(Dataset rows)
· · · · ·

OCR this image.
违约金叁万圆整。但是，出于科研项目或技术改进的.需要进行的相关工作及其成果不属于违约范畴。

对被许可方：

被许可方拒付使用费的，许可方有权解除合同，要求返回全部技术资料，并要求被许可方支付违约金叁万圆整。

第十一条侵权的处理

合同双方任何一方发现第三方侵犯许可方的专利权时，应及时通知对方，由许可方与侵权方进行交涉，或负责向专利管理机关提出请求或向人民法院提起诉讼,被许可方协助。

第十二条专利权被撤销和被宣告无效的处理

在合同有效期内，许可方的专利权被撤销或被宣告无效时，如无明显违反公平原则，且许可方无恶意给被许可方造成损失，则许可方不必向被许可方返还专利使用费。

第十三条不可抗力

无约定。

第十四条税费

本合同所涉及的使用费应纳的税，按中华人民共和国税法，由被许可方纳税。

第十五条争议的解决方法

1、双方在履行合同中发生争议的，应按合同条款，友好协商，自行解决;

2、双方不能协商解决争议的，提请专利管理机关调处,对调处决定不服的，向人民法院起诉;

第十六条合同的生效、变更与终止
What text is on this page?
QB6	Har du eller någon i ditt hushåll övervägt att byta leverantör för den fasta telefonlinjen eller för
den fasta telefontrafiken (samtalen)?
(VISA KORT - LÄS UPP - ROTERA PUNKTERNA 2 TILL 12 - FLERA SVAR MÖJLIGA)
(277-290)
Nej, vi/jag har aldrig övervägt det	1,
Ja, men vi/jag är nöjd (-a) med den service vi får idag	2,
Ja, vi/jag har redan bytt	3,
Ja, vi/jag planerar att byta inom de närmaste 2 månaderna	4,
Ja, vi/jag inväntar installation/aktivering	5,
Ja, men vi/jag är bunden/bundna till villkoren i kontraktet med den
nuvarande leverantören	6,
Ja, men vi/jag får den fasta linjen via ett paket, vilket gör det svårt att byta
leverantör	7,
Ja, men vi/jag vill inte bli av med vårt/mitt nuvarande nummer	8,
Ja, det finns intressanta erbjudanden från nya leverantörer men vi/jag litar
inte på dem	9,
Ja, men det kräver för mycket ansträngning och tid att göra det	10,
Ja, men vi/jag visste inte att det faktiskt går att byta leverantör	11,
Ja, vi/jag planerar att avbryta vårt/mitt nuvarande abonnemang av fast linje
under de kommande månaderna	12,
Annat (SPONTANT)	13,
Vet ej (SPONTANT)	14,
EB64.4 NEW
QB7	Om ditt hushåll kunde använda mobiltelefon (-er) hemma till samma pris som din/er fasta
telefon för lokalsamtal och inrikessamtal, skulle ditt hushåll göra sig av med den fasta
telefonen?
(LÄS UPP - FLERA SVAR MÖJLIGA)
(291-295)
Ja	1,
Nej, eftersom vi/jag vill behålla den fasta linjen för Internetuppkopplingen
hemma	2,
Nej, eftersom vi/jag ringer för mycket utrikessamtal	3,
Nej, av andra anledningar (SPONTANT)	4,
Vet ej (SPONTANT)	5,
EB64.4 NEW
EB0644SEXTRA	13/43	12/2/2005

· · · · ·

Write out the full listing exactly as given.

OCR this image.
违约金叁万圆整。但是，出于科研项目或技术改进的.需要进行的相关工作及其成果不属于违约范畴。

对被许可方：

被许可方拒付使用费的，许可方有权解除合同，要求返回全部技术资料，并要求被许可方支付违约金叁万圆整。

第十一条侵权的处理

合同双方任何一方发现第三方侵犯许可方的专利权时，应及时通知对方，由许可方与侵权方进行交涉，或负责向专利管理机关提出请求或向人民法院提起诉讼,被许可方协助。

第十二条专利权被撤销和被宣告无效的处理

在合同有效期内，许可方的专利权被撤销或被宣告无效时，如无明显违反公平原则，且许可方无恶意给被许可方造成损失，则许可方不必向被许可方返还专利使用费。

第十三条不可抗力

无约定。

第十四条税费

本合同所涉及的使用费应纳的税，按中华人民共和国税法，由被许可方纳税。

第十五条争议的解决方法

1、双方在履行合同中发生争议的，应按合同条款，友好协商，自行解决;

2、双方不能协商解决争议的，提请专利管理机关调处,对调处决定不服的，向人民法院起诉;

第十六条合同的生效、变更与终止
What text is on this page?
QB6	Har du eller någon i ditt hushåll övervägt att byta leverantör för den fasta telefonlinjen eller för
den fasta telefontrafiken (samtalen)?
(VISA KORT - LÄS UPP - ROTERA PUNKTERNA 2 TILL 12 - FLERA SVAR MÖJLIGA)
(277-290)
Nej, vi/jag har aldrig övervägt det	1,
Ja, men vi/jag är nöjd (-a) med den service vi får idag	2,
Ja, vi/jag har redan bytt	3,
Ja, vi/jag planerar att byta inom de närmaste 2 månaderna	4,
Ja, vi/jag inväntar installation/aktivering	5,
Ja, men vi/jag är bunden/bundna till villkoren i kontraktet med den
nuvarande leverantören	6,
Ja, men vi/jag får den fasta linjen via ett paket, vilket gör det svårt att byta
leverantör	7,
Ja, men vi/jag vill inte bli av med vårt/mitt nuvarande nummer	8,
Ja, det finns intressanta erbjudanden från nya leverantörer men vi/jag litar
inte på dem	9,
Ja, men det kräver för mycket ansträngning och tid att göra det	10,
Ja, men vi/jag visste inte att det faktiskt går att byta leverantör	11,
Ja, vi/jag planerar att avbryta vårt/mitt nuvarande abonnemang av fast linje
under de kommande månaderna	12,
Annat (SPONTANT)	13,
Vet ej (SPONTANT)	14,
EB64.4 NEW
QB7	Om ditt hushåll kunde använda mobiltelefon (-er) hemma till samma pris som din/er fasta
telefon för lokalsamtal och inrikessamtal, skulle ditt hushåll göra sig av med den fasta
telefonen?
(LÄS UPP - FLERA SVAR MÖJLIGA)
(291-295)
Ja	1,
Nej, eftersom vi/jag vill behålla den fasta linjen för Internetuppkopplingen
hemma	2,
Nej, eftersom vi/jag ringer för mycket utrikessamtal	3,
Nej, av andra anledningar (SPONTANT)	4,
Vet ej (SPONTANT)	5,
EB64.4 NEW
EB0644SEXTRA	13/43	12/2/2005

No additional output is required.